RECORDS FOR THIS EXERCISE ▸
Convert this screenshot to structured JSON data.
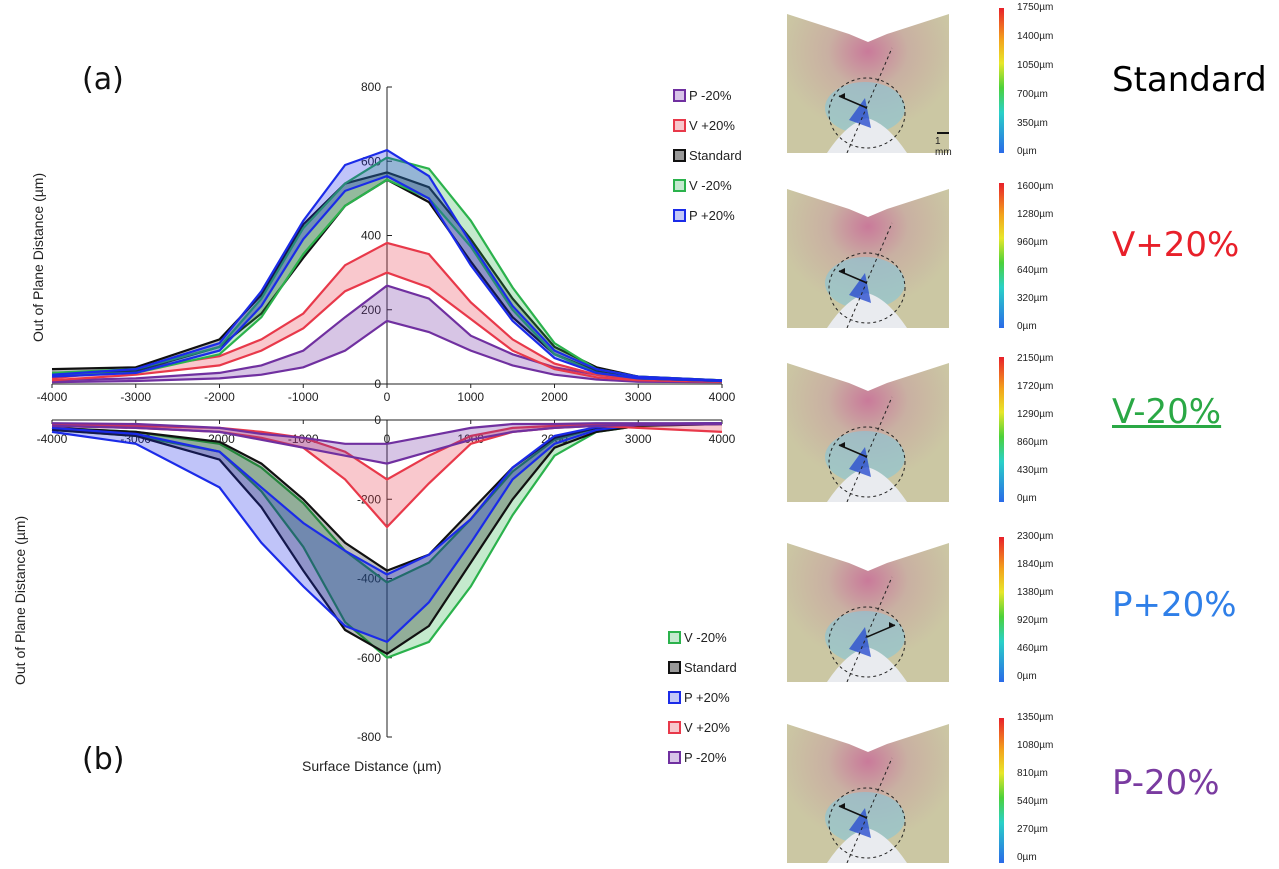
{
  "panel_labels": {
    "a": "(a)",
    "b": "(b)"
  },
  "chart_data": [
    {
      "type": "area",
      "panel": "(a)",
      "ylabel": "Out of Plane Distance (µm)",
      "xlim": [
        -4000,
        4000
      ],
      "ylim": [
        0,
        800
      ],
      "xticks": [
        "-4000",
        "-3000",
        "-2000",
        "-1000",
        "0",
        "1000",
        "2000",
        "3000",
        "4000"
      ],
      "yticks": [
        "800",
        "600",
        "400",
        "200",
        "0"
      ],
      "legend": [
        "P -20%",
        "V +20%",
        "Standard",
        "V -20%",
        "P +20%"
      ],
      "legend_position": "top-right",
      "series": [
        {
          "name": "P -20%",
          "color": "#7030a0",
          "x": [
            -4000,
            -3000,
            -2000,
            -1500,
            -1000,
            -500,
            0,
            500,
            1000,
            1500,
            2000,
            2500,
            3000,
            4000
          ],
          "upper": [
            10,
            15,
            30,
            50,
            90,
            180,
            265,
            230,
            130,
            80,
            45,
            25,
            12,
            8
          ],
          "lower": [
            5,
            8,
            15,
            25,
            45,
            90,
            170,
            140,
            90,
            50,
            25,
            12,
            6,
            5
          ]
        },
        {
          "name": "V +20%",
          "color": "#e8394a",
          "x": [
            -4000,
            -3000,
            -2000,
            -1500,
            -1000,
            -500,
            0,
            500,
            1000,
            1500,
            2000,
            2500,
            3000,
            4000
          ],
          "upper": [
            15,
            40,
            75,
            120,
            190,
            320,
            380,
            350,
            220,
            120,
            55,
            25,
            15,
            10
          ],
          "lower": [
            10,
            25,
            50,
            90,
            150,
            250,
            300,
            260,
            175,
            90,
            40,
            18,
            10,
            6
          ]
        },
        {
          "name": "Standard",
          "color": "#111111",
          "x": [
            -4000,
            -3000,
            -2000,
            -1500,
            -1000,
            -500,
            0,
            500,
            1000,
            1500,
            2000,
            2500,
            3000,
            4000
          ],
          "upper": [
            40,
            45,
            120,
            240,
            430,
            540,
            570,
            530,
            390,
            230,
            100,
            45,
            20,
            10
          ],
          "lower": [
            30,
            35,
            100,
            190,
            340,
            480,
            550,
            490,
            330,
            180,
            80,
            35,
            15,
            8
          ]
        },
        {
          "name": "V -20%",
          "color": "#2bb24c",
          "x": [
            -4000,
            -3000,
            -2000,
            -1500,
            -1000,
            -500,
            0,
            500,
            1000,
            1500,
            2000,
            2500,
            3000,
            4000
          ],
          "upper": [
            30,
            40,
            100,
            230,
            420,
            540,
            610,
            580,
            440,
            260,
            110,
            40,
            20,
            10
          ],
          "lower": [
            25,
            30,
            80,
            180,
            350,
            480,
            550,
            500,
            370,
            200,
            80,
            30,
            15,
            8
          ]
        },
        {
          "name": "P +20%",
          "color": "#1b2be8",
          "x": [
            -4000,
            -3000,
            -2000,
            -1500,
            -1000,
            -500,
            0,
            500,
            1000,
            1500,
            2000,
            2500,
            3000,
            4000
          ],
          "upper": [
            25,
            40,
            110,
            250,
            440,
            590,
            630,
            560,
            380,
            210,
            90,
            40,
            20,
            10
          ],
          "lower": [
            20,
            30,
            90,
            210,
            390,
            520,
            560,
            500,
            320,
            170,
            70,
            30,
            15,
            8
          ]
        }
      ]
    },
    {
      "type": "area",
      "panel": "(b)",
      "xlabel": "Surface Distance (µm)",
      "ylabel": "Out of Plane Distance (µm)",
      "xlim": [
        -4000,
        4000
      ],
      "ylim": [
        -800,
        0
      ],
      "xticks": [
        "-4000",
        "-3000",
        "-2000",
        "-1000",
        "0",
        "1000",
        "2000",
        "3000",
        "4000"
      ],
      "yticks": [
        "0",
        "-200",
        "-400",
        "-600",
        "-800"
      ],
      "legend": [
        "V -20%",
        "Standard",
        "P +20%",
        "V +20%",
        "P -20%"
      ],
      "legend_position": "bottom-right",
      "series": [
        {
          "name": "V -20%",
          "color": "#2bb24c",
          "x": [
            -4000,
            -3000,
            -2000,
            -1500,
            -1000,
            -500,
            0,
            500,
            1000,
            1500,
            2000,
            2500,
            3000,
            4000
          ],
          "upper": [
            -20,
            -30,
            -60,
            -120,
            -210,
            -330,
            -410,
            -360,
            -250,
            -130,
            -50,
            -20,
            -10,
            -10
          ],
          "lower": [
            -25,
            -40,
            -80,
            -180,
            -320,
            -510,
            -600,
            -560,
            -420,
            -240,
            -90,
            -30,
            -15,
            -10
          ]
        },
        {
          "name": "Standard",
          "color": "#111111",
          "x": [
            -4000,
            -3000,
            -2000,
            -1500,
            -1000,
            -500,
            0,
            500,
            1000,
            1500,
            2000,
            2500,
            3000,
            4000
          ],
          "upper": [
            -20,
            -30,
            -55,
            -110,
            -200,
            -310,
            -380,
            -340,
            -230,
            -120,
            -45,
            -20,
            -10,
            -8
          ],
          "lower": [
            -25,
            -40,
            -100,
            -220,
            -380,
            -530,
            -590,
            -520,
            -360,
            -200,
            -70,
            -30,
            -15,
            -10
          ]
        },
        {
          "name": "P +20%",
          "color": "#1b2be8",
          "x": [
            -4000,
            -3000,
            -2000,
            -1500,
            -1000,
            -500,
            0,
            500,
            1000,
            1500,
            2000,
            2500,
            3000,
            4000
          ],
          "upper": [
            -20,
            -35,
            -80,
            -170,
            -260,
            -330,
            -390,
            -340,
            -250,
            -120,
            -40,
            -18,
            -10,
            -8
          ],
          "lower": [
            -30,
            -60,
            -170,
            -310,
            -420,
            -520,
            -560,
            -460,
            -310,
            -150,
            -60,
            -25,
            -12,
            -10
          ]
        },
        {
          "name": "V +20%",
          "color": "#e8394a",
          "x": [
            -4000,
            -3000,
            -2000,
            -1500,
            -1000,
            -500,
            0,
            500,
            1000,
            1500,
            2000,
            2500,
            3000,
            4000
          ],
          "upper": [
            -10,
            -15,
            -20,
            -30,
            -45,
            -80,
            -150,
            -90,
            -40,
            -20,
            -15,
            -10,
            -10,
            -10
          ],
          "lower": [
            -15,
            -20,
            -30,
            -45,
            -70,
            -150,
            -270,
            -160,
            -60,
            -30,
            -20,
            -15,
            -20,
            -30
          ]
        },
        {
          "name": "P -20%",
          "color": "#7030a0",
          "x": [
            -4000,
            -3000,
            -2000,
            -1500,
            -1000,
            -500,
            0,
            500,
            1000,
            1500,
            2000,
            2500,
            3000,
            4000
          ],
          "upper": [
            -8,
            -10,
            -20,
            -35,
            -45,
            -60,
            -60,
            -40,
            -20,
            -10,
            -10,
            -8,
            -8,
            -8
          ],
          "lower": [
            -15,
            -20,
            -30,
            -50,
            -70,
            -90,
            -110,
            -80,
            -50,
            -30,
            -20,
            -15,
            -12,
            -10
          ]
        }
      ]
    }
  ],
  "micrographs": [
    {
      "condition": "Standard",
      "color": "#000000",
      "underline": false,
      "scale_ticks": [
        "1750µm",
        "1400µm",
        "1050µm",
        "700µm",
        "350µm",
        "0µm"
      ],
      "scalebar_label": "1 mm"
    },
    {
      "condition": "V+20%",
      "color": "#e8202a",
      "underline": false,
      "scale_ticks": [
        "1600µm",
        "1280µm",
        "960µm",
        "640µm",
        "320µm",
        "0µm"
      ]
    },
    {
      "condition": "V-20%",
      "color": "#2aa845",
      "underline": true,
      "scale_ticks": [
        "2150µm",
        "1720µm",
        "1290µm",
        "860µm",
        "430µm",
        "0µm"
      ]
    },
    {
      "condition": "P+20%",
      "color": "#2f7fe8",
      "underline": false,
      "scale_ticks": [
        "2300µm",
        "1840µm",
        "1380µm",
        "920µm",
        "460µm",
        "0µm"
      ]
    },
    {
      "condition": "P-20%",
      "color": "#7a3ba0",
      "underline": false,
      "scale_ticks": [
        "1350µm",
        "1080µm",
        "810µm",
        "540µm",
        "270µm",
        "0µm"
      ]
    }
  ]
}
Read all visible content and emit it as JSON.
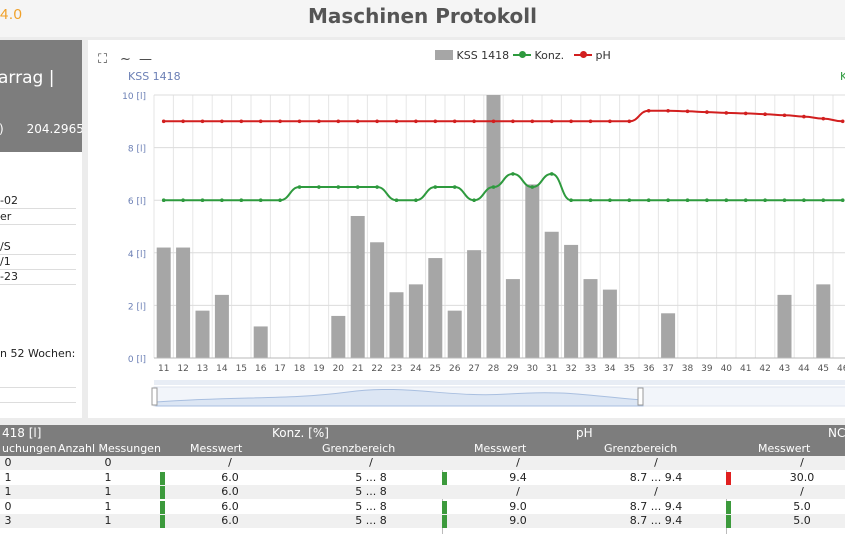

WHAT TO DO ▸ Find the string "condition" in the listing and return every line that holds it.

SOLUTION TO THIS PROBLEM ▸
      "condition": "Standard",
      "condition": "V+20%",
      "condition": "V-20%",
      "condition": "P+20%",
      "condition": "P-20%",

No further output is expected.